▸ **What you should do**
Word for word, copy all the data and drop the pictures.

[Stored data]
════════
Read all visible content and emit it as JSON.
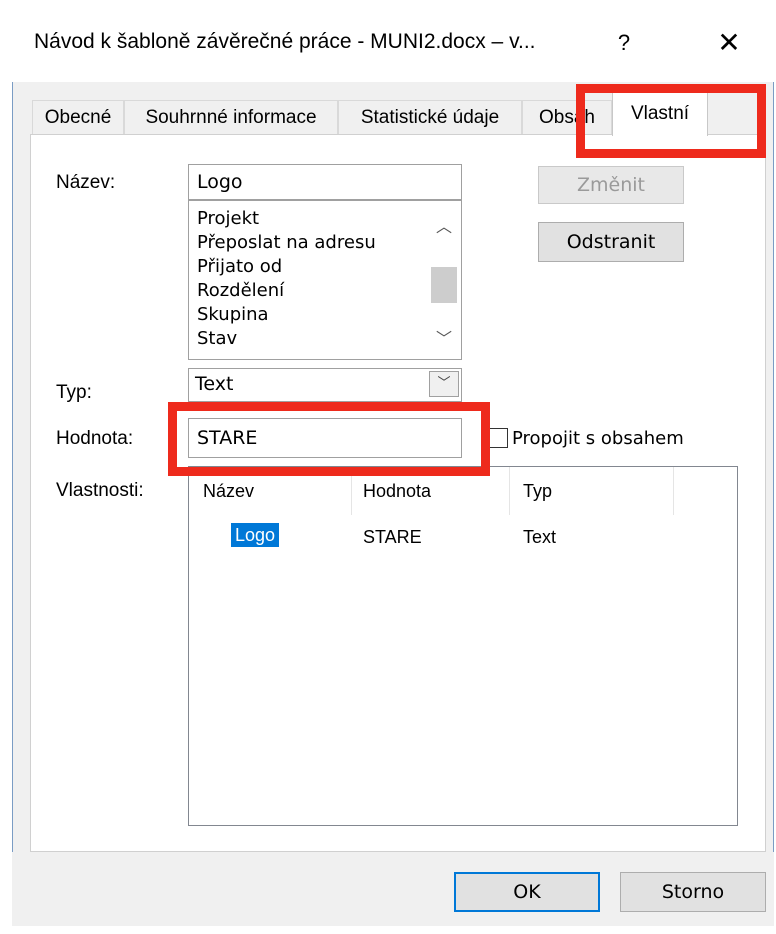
{
  "window": {
    "title": "Návod k šabloně závěrečné práce - MUNI2.docx – v...",
    "help_label": "?",
    "close_label": "✕"
  },
  "tabs": [
    {
      "label": "Obecné"
    },
    {
      "label": "Souhrnné informace"
    },
    {
      "label": "Statistické údaje"
    },
    {
      "label": "Obsah"
    },
    {
      "label": "Vlastní"
    }
  ],
  "form": {
    "name_label": "Název:",
    "name_value": "Logo",
    "name_options": [
      "Projekt",
      "Přeposlat na adresu",
      "Přijato od",
      "Rozdělení",
      "Skupina",
      "Stav"
    ],
    "type_label": "Typ:",
    "type_value": "Text",
    "value_label": "Hodnota:",
    "value_value": "STARE",
    "link_label": "Propojit s obsahem",
    "link_checked": false,
    "change_button": "Změnit",
    "remove_button": "Odstranit",
    "properties_label": "Vlastnosti:"
  },
  "properties_table": {
    "headers": [
      "Název",
      "Hodnota",
      "Typ"
    ],
    "rows": [
      {
        "name": "Logo",
        "value": "STARE",
        "type": "Text"
      }
    ]
  },
  "footer": {
    "ok": "OK",
    "cancel": "Storno"
  },
  "colors": {
    "highlight": "#ee2a1c",
    "selection": "#0078d7"
  }
}
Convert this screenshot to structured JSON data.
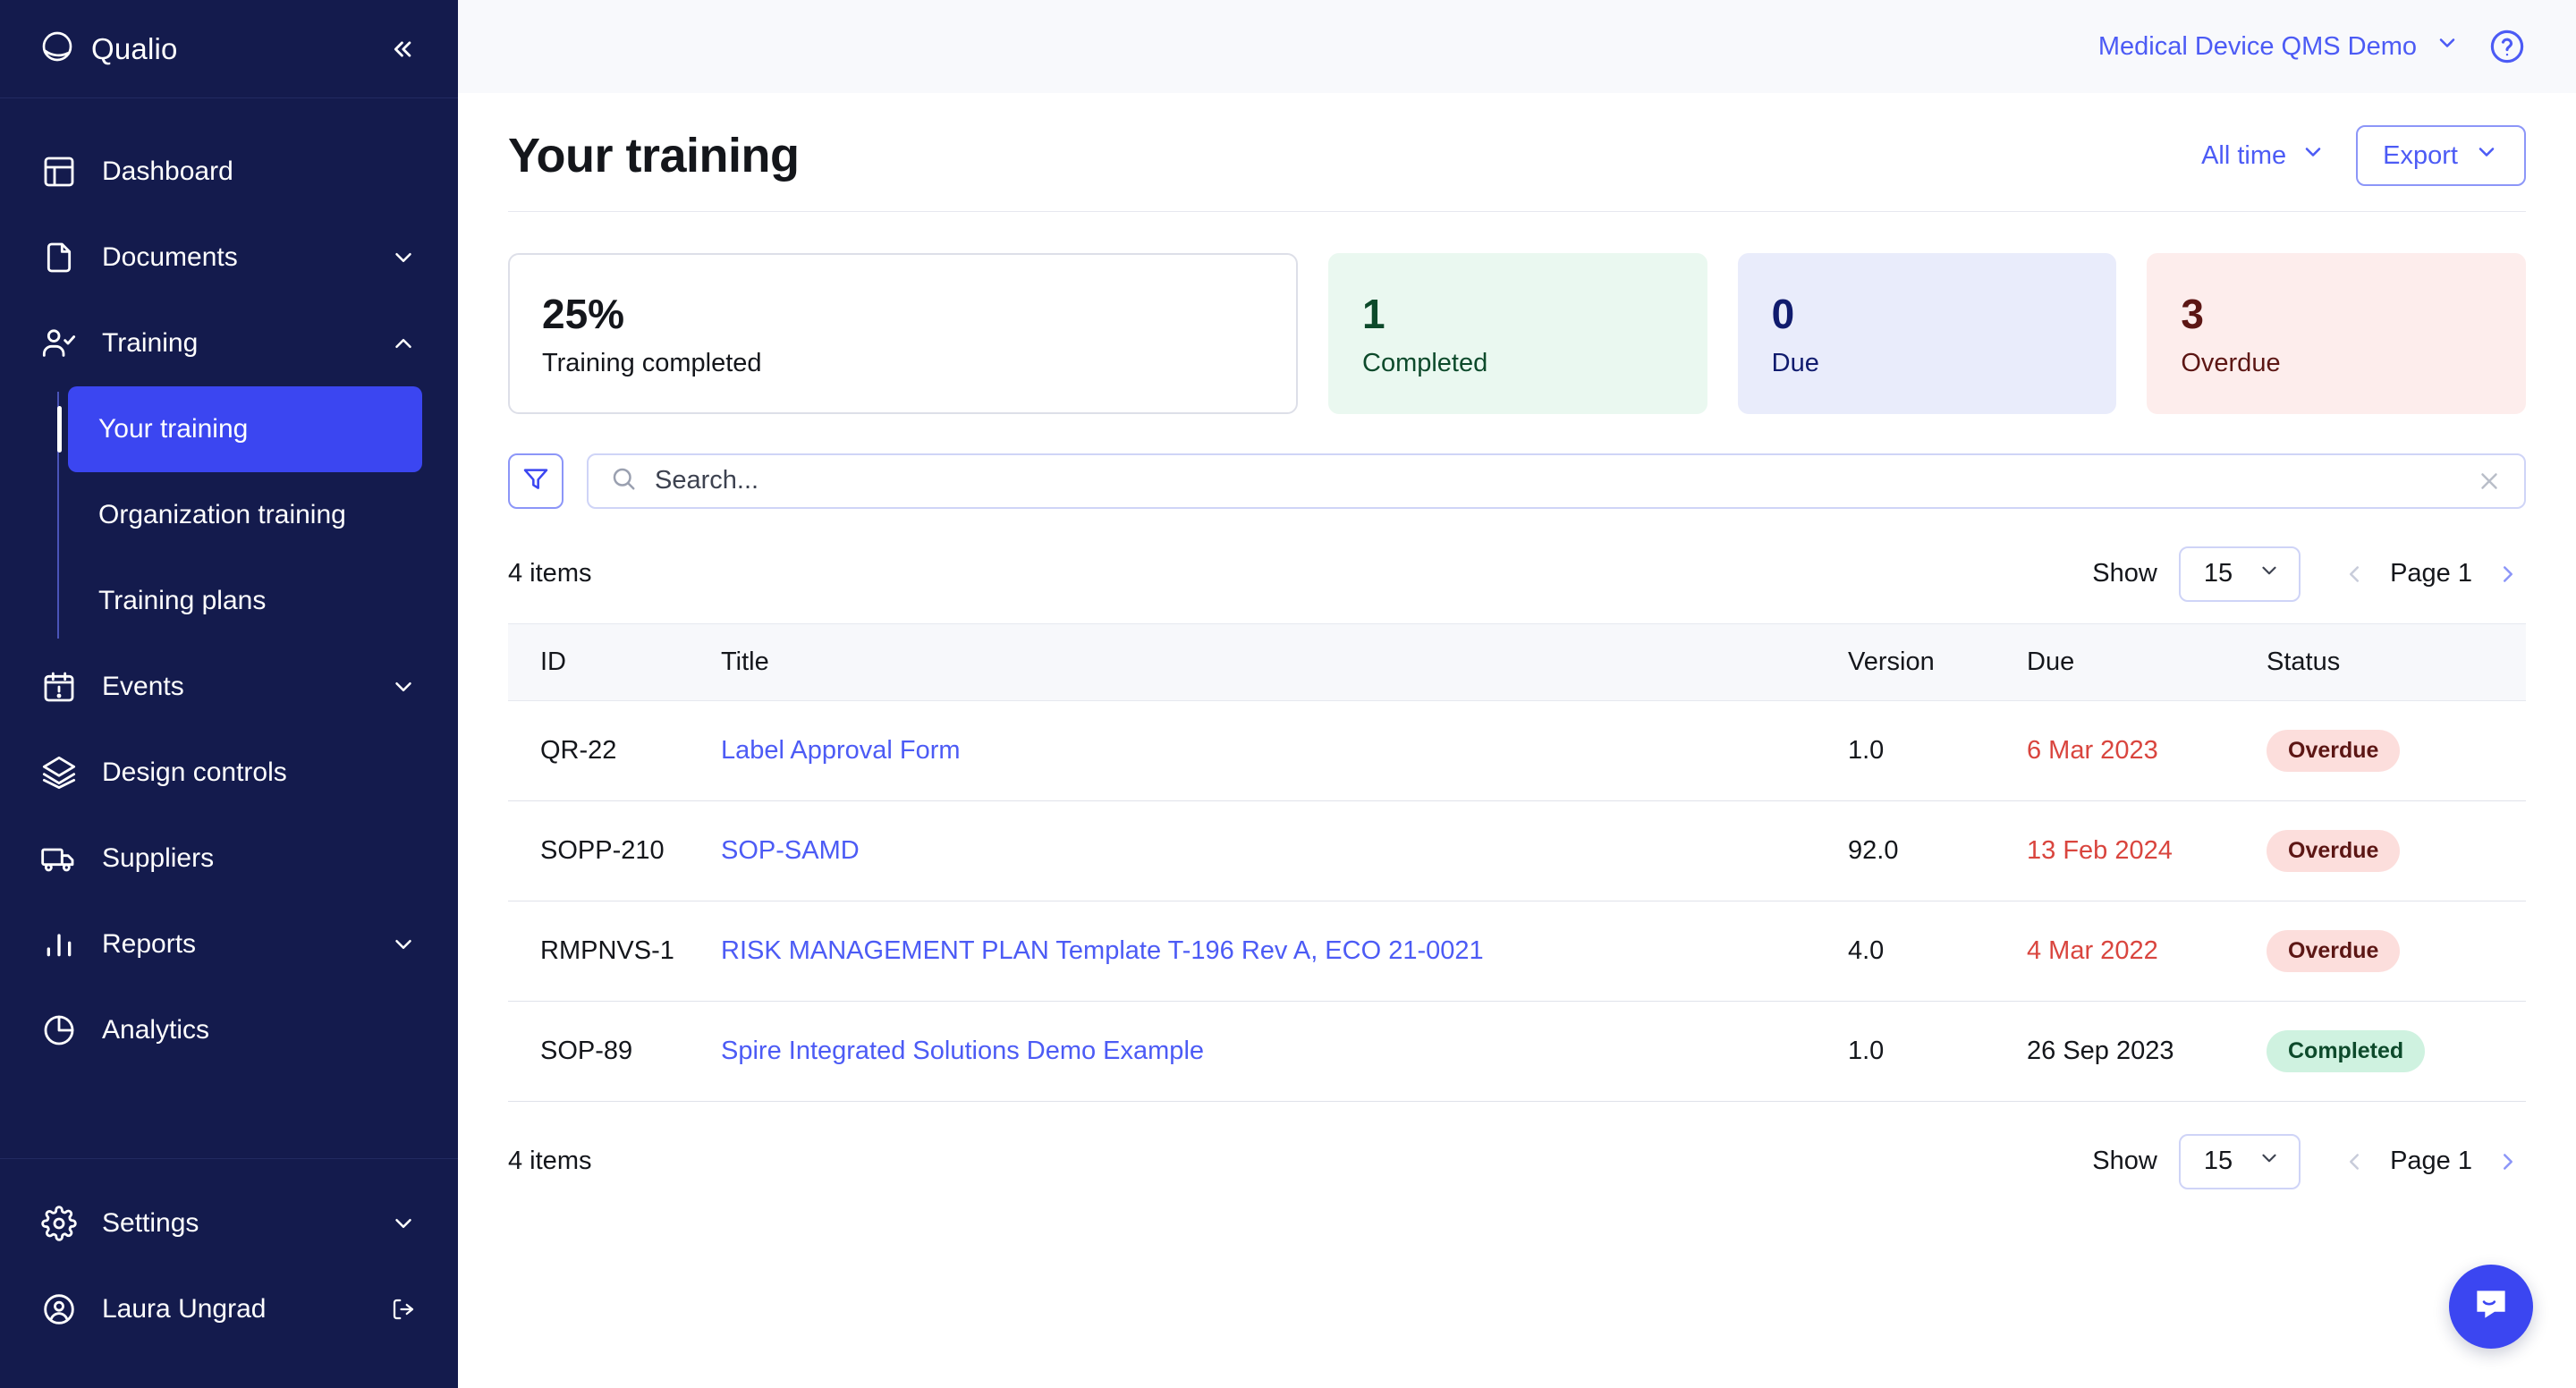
{
  "sidebar": {
    "brand": "Qualio",
    "collapse_label": "«",
    "items": [
      {
        "label": "Dashboard",
        "icon": "dashboard-icon",
        "expandable": false
      },
      {
        "label": "Documents",
        "icon": "document-icon",
        "expandable": true,
        "expanded": false
      },
      {
        "label": "Training",
        "icon": "user-check-icon",
        "expandable": true,
        "expanded": true
      },
      {
        "label": "Events",
        "icon": "calendar-alert-icon",
        "expandable": true,
        "expanded": false
      },
      {
        "label": "Design controls",
        "icon": "layers-icon",
        "expandable": false
      },
      {
        "label": "Suppliers",
        "icon": "truck-icon",
        "expandable": false
      },
      {
        "label": "Reports",
        "icon": "bar-chart-icon",
        "expandable": true,
        "expanded": false
      },
      {
        "label": "Analytics",
        "icon": "pie-chart-icon",
        "expandable": false
      }
    ],
    "training_submenu": [
      {
        "label": "Your training",
        "active": true
      },
      {
        "label": "Organization training",
        "active": false
      },
      {
        "label": "Training plans",
        "active": false
      }
    ],
    "footer": {
      "settings_label": "Settings",
      "user_name": "Laura Ungrad"
    }
  },
  "topbar": {
    "org_name": "Medical Device QMS Demo",
    "help_icon": "help-circle-icon"
  },
  "page": {
    "title": "Your training",
    "time_filter": "All time",
    "export_label": "Export"
  },
  "stats": [
    {
      "value": "25%",
      "label": "Training completed",
      "variant": "primary",
      "bg": "#FFFFFF",
      "fg": "#14161B"
    },
    {
      "value": "1",
      "label": "Completed",
      "variant": "tint",
      "bg": "#EAF8F0",
      "fg": "#0D4A2B"
    },
    {
      "value": "0",
      "label": "Due",
      "variant": "tint",
      "bg": "#E9ECFB",
      "fg": "#101B6E"
    },
    {
      "value": "3",
      "label": "Overdue",
      "variant": "tint",
      "bg": "#FDEDEC",
      "fg": "#5C1614"
    }
  ],
  "search": {
    "placeholder": "Search...",
    "value": "",
    "filter_icon": "filter-funnel-icon",
    "search_icon": "search-icon",
    "clear_icon": "close-icon"
  },
  "pagination": {
    "items_count": "4 items",
    "show_label": "Show",
    "page_size": "15",
    "page_label": "Page 1",
    "prev_icon": "chevron-left-icon",
    "next_icon": "chevron-right-icon"
  },
  "table": {
    "columns": [
      "ID",
      "Title",
      "Version",
      "Due",
      "Status"
    ],
    "rows": [
      {
        "id": "QR-22",
        "title": "Label Approval Form",
        "version": "1.0",
        "due": "6 Mar 2023",
        "due_overdue": true,
        "status": "Overdue",
        "status_variant": "overdue"
      },
      {
        "id": "SOPP-210",
        "title": "SOP-SAMD",
        "version": "92.0",
        "due": "13 Feb 2024",
        "due_overdue": true,
        "status": "Overdue",
        "status_variant": "overdue"
      },
      {
        "id": "RMPNVS-1",
        "title": "RISK MANAGEMENT PLAN Template T-196 Rev A, ECO 21-0021",
        "version": "4.0",
        "due": "4 Mar 2022",
        "due_overdue": true,
        "status": "Overdue",
        "status_variant": "overdue"
      },
      {
        "id": "SOP-89",
        "title": "Spire Integrated Solutions Demo Example",
        "version": "1.0",
        "due": "26 Sep 2023",
        "due_overdue": false,
        "status": "Completed",
        "status_variant": "completed"
      }
    ]
  },
  "chat": {
    "icon": "chat-bubble-icon"
  },
  "colors": {
    "sidebar_bg": "#141B4D",
    "accent": "#3B46F1",
    "link": "#4C5BF5",
    "danger": "#D9453E",
    "success": "#0D4A2B"
  }
}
════════
▸ **Task result**
Read all visible content and emit it as JSON.
{
  "window": {
    "title": "Návod k šabloně závěrečné práce - MUNI2.docx – v...",
    "help_label": "?",
    "close_label": "✕"
  },
  "tabs": [
    {
      "label": "Obecné"
    },
    {
      "label": "Souhrnné informace"
    },
    {
      "label": "Statistické údaje"
    },
    {
      "label": "Obsah"
    },
    {
      "label": "Vlastní"
    }
  ],
  "form": {
    "name_label": "Název:",
    "name_value": "Logo",
    "name_options": [
      "Projekt",
      "Přeposlat na adresu",
      "Přijato od",
      "Rozdělení",
      "Skupina",
      "Stav"
    ],
    "type_label": "Typ:",
    "type_value": "Text",
    "value_label": "Hodnota:",
    "value_value": "STARE",
    "link_label": "Propojit s obsahem",
    "link_checked": false,
    "change_button": "Změnit",
    "remove_button": "Odstranit",
    "properties_label": "Vlastnosti:"
  },
  "properties_table": {
    "headers": [
      "Název",
      "Hodnota",
      "Typ"
    ],
    "rows": [
      {
        "name": "Logo",
        "value": "STARE",
        "type": "Text"
      }
    ]
  },
  "footer": {
    "ok": "OK",
    "cancel": "Storno"
  },
  "colors": {
    "highlight": "#ee2a1c",
    "selection": "#0078d7"
  }
}
Convert this screenshot to structured JSON data.
{
  "sidebar": {
    "brand": "Qualio",
    "collapse_label": "«",
    "items": [
      {
        "label": "Dashboard",
        "icon": "dashboard-icon",
        "expandable": false
      },
      {
        "label": "Documents",
        "icon": "document-icon",
        "expandable": true,
        "expanded": false
      },
      {
        "label": "Training",
        "icon": "user-check-icon",
        "expandable": true,
        "expanded": true
      },
      {
        "label": "Events",
        "icon": "calendar-alert-icon",
        "expandable": true,
        "expanded": false
      },
      {
        "label": "Design controls",
        "icon": "layers-icon",
        "expandable": false
      },
      {
        "label": "Suppliers",
        "icon": "truck-icon",
        "expandable": false
      },
      {
        "label": "Reports",
        "icon": "bar-chart-icon",
        "expandable": true,
        "expanded": false
      },
      {
        "label": "Analytics",
        "icon": "pie-chart-icon",
        "expandable": false
      }
    ],
    "training_submenu": [
      {
        "label": "Your training",
        "active": true
      },
      {
        "label": "Organization training",
        "active": false
      },
      {
        "label": "Training plans",
        "active": false
      }
    ],
    "footer": {
      "settings_label": "Settings",
      "user_name": "Laura Ungrad"
    }
  },
  "topbar": {
    "org_name": "Medical Device QMS Demo",
    "help_icon": "help-circle-icon"
  },
  "page": {
    "title": "Your training",
    "time_filter": "All time",
    "export_label": "Export"
  },
  "stats": [
    {
      "value": "25%",
      "label": "Training completed",
      "variant": "primary",
      "bg": "#FFFFFF",
      "fg": "#14161B"
    },
    {
      "value": "1",
      "label": "Completed",
      "variant": "tint",
      "bg": "#EAF8F0",
      "fg": "#0D4A2B"
    },
    {
      "value": "0",
      "label": "Due",
      "variant": "tint",
      "bg": "#E9ECFB",
      "fg": "#101B6E"
    },
    {
      "value": "3",
      "label": "Overdue",
      "variant": "tint",
      "bg": "#FDEDEC",
      "fg": "#5C1614"
    }
  ],
  "search": {
    "placeholder": "Search...",
    "value": "",
    "filter_icon": "filter-funnel-icon",
    "search_icon": "search-icon",
    "clear_icon": "close-icon"
  },
  "pagination": {
    "items_count": "4 items",
    "show_label": "Show",
    "page_size": "15",
    "page_label": "Page 1",
    "prev_icon": "chevron-left-icon",
    "next_icon": "chevron-right-icon"
  },
  "table": {
    "columns": [
      "ID",
      "Title",
      "Version",
      "Due",
      "Status"
    ],
    "rows": [
      {
        "id": "QR-22",
        "title": "Label Approval Form",
        "version": "1.0",
        "due": "6 Mar 2023",
        "due_overdue": true,
        "status": "Overdue",
        "status_variant": "overdue"
      },
      {
        "id": "SOPP-210",
        "title": "SOP-SAMD",
        "version": "92.0",
        "due": "13 Feb 2024",
        "due_overdue": true,
        "status": "Overdue",
        "status_variant": "overdue"
      },
      {
        "id": "RMPNVS-1",
        "title": "RISK MANAGEMENT PLAN Template T-196 Rev A, ECO 21-0021",
        "version": "4.0",
        "due": "4 Mar 2022",
        "due_overdue": true,
        "status": "Overdue",
        "status_variant": "overdue"
      },
      {
        "id": "SOP-89",
        "title": "Spire Integrated Solutions Demo Example",
        "version": "1.0",
        "due": "26 Sep 2023",
        "due_overdue": false,
        "status": "Completed",
        "status_variant": "completed"
      }
    ]
  },
  "chat": {
    "icon": "chat-bubble-icon"
  },
  "colors": {
    "sidebar_bg": "#141B4D",
    "accent": "#3B46F1",
    "link": "#4C5BF5",
    "danger": "#D9453E",
    "success": "#0D4A2B"
  }
}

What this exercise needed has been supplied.